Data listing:
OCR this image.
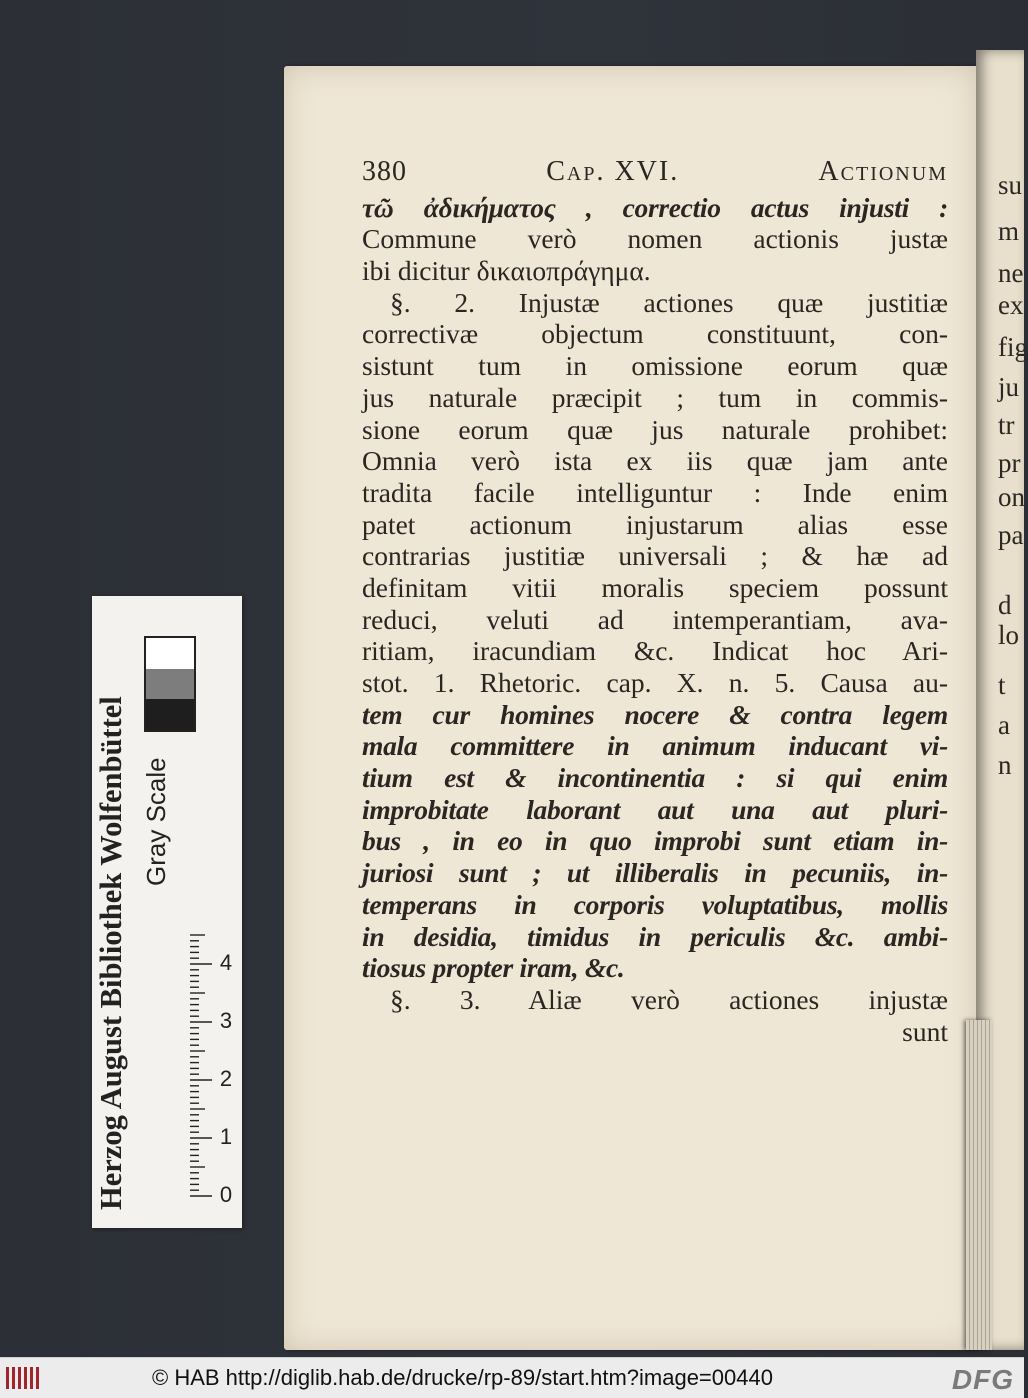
380	Cap. XVI.	Actionum
τῶ ἀδικήματος , correctio actus injusti :
Commune verò nomen actionis justæ
ibi dicitur δικαιοπράγημα.
§. 2. Injustæ actiones quæ justitiæ
correctivæ objectum constituunt, con-
sistunt tum in omissione eorum quæ
jus naturale præcipit ; tum in commis-
sione eorum quæ jus naturale prohibet:
Omnia verò ista ex iis quæ jam ante
tradita facile intelliguntur : Inde enim
patet actionum injustarum alias esse
contrarias justitiæ universali ; & hæ ad
definitam vitii moralis speciem possunt
reduci, veluti ad intemperantiam, ava-
ritiam, iracundiam &c. Indicat hoc Ari-
stot. 1. Rhetoric. cap. X. n. 5. Causa au-
tem cur homines nocere & contra legem
mala committere in animum inducant vi-
tium est & incontinentia : si qui enim
improbitate laborant aut una aut pluri-
bus , in eo in quo improbi sunt etiam in-
juriosi sunt ; ut illiberalis in pecuniis, in-
temperans in corporis voluptatibus, mollis
in desidia, timidus in periculis &c. ambi-
tiosus propter iram, &c.
§. 3. Aliæ verò actiones injustæ
sunt
su
m
ne
ex
fig
ju
tr
pr
on
pa
d
lo
t
a
n
Herzog August Bibliothek Wolfenbüttel Gray Scale
0
1
2
3
4
© HAB http://diglib.hab.de/drucke/rp-89/start.htm?image=00440	DFG
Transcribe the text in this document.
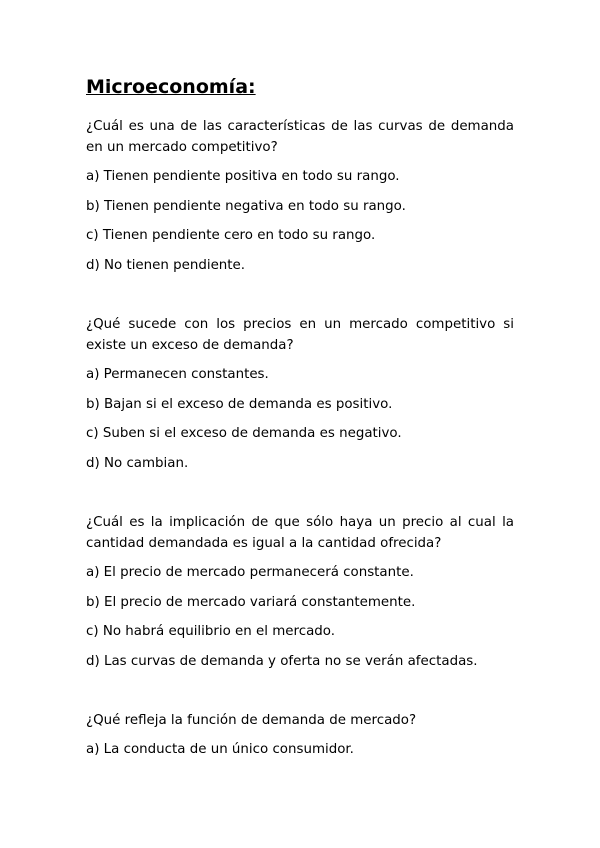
Microeconomía:

¿Cuál es una de las características de las curvas de demanda en un mercado competitivo?

a) Tienen pendiente positiva en todo su rango.

b) Tienen pendiente negativa en todo su rango.

c) Tienen pendiente cero en todo su rango.

d) No tienen pendiente.

¿Qué sucede con los precios en un mercado competitivo si existe un exceso de demanda?

a) Permanecen constantes.

b) Bajan si el exceso de demanda es positivo.

c) Suben si el exceso de demanda es negativo.

d) No cambian.

¿Cuál es la implicación de que sólo haya un precio al cual la cantidad demandada es igual a la cantidad ofrecida?

a) El precio de mercado permanecerá constante.

b) El precio de mercado variará constantemente.

c) No habrá equilibrio en el mercado.

d) Las curvas de demanda y oferta no se verán afectadas.

¿Qué refleja la función de demanda de mercado?

a) La conducta de un único consumidor.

▶ What you should do:
Search the records above for the string "rango". Copy every line that contains it.

▶ Response to this exercise:
a) Tienen pendiente positiva en todo su rango.
b) Tienen pendiente negativa en todo su rango.
c) Tienen pendiente cero en todo su rango.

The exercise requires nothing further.